◆ **Required work**: Omit every picture and write out the rest of the records exactly.

◆ **Input**:
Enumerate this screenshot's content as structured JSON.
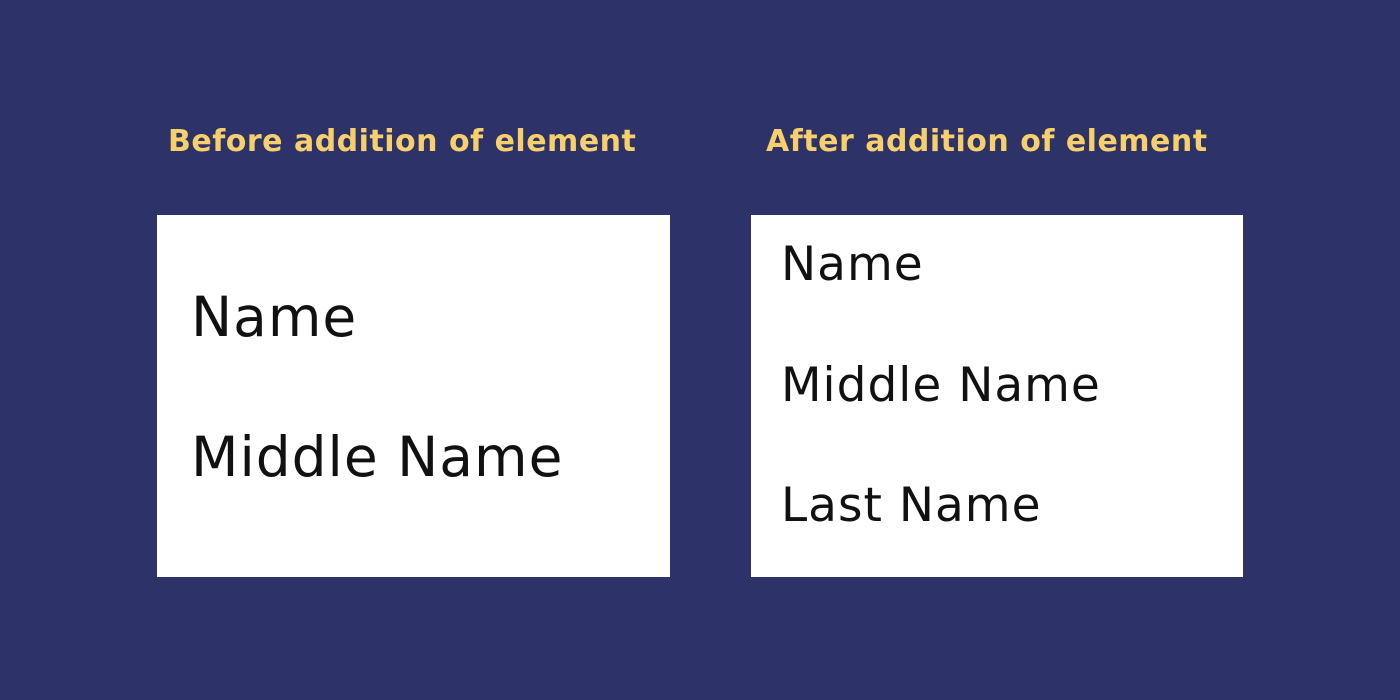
{
  "panels": [
    {
      "title": "Before addition of element",
      "fields": [
        "Name",
        "Middle Name"
      ]
    },
    {
      "title": "After addition of element",
      "fields": [
        "Name",
        "Middle Name",
        "Last Name"
      ]
    }
  ],
  "colors": {
    "background": "#2d3268",
    "title": "#f7d06b",
    "card": "#ffffff",
    "text": "#111111"
  }
}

◆ **Solution for this exercise**:
Enumerate this screenshot's content as structured JSON.
{
  "panels": [
    {
      "title": "Before addition of element",
      "fields": [
        "Name",
        "Middle Name"
      ]
    },
    {
      "title": "After addition of element",
      "fields": [
        "Name",
        "Middle Name",
        "Last Name"
      ]
    }
  ],
  "colors": {
    "background": "#2d3268",
    "title": "#f7d06b",
    "card": "#ffffff",
    "text": "#111111"
  }
}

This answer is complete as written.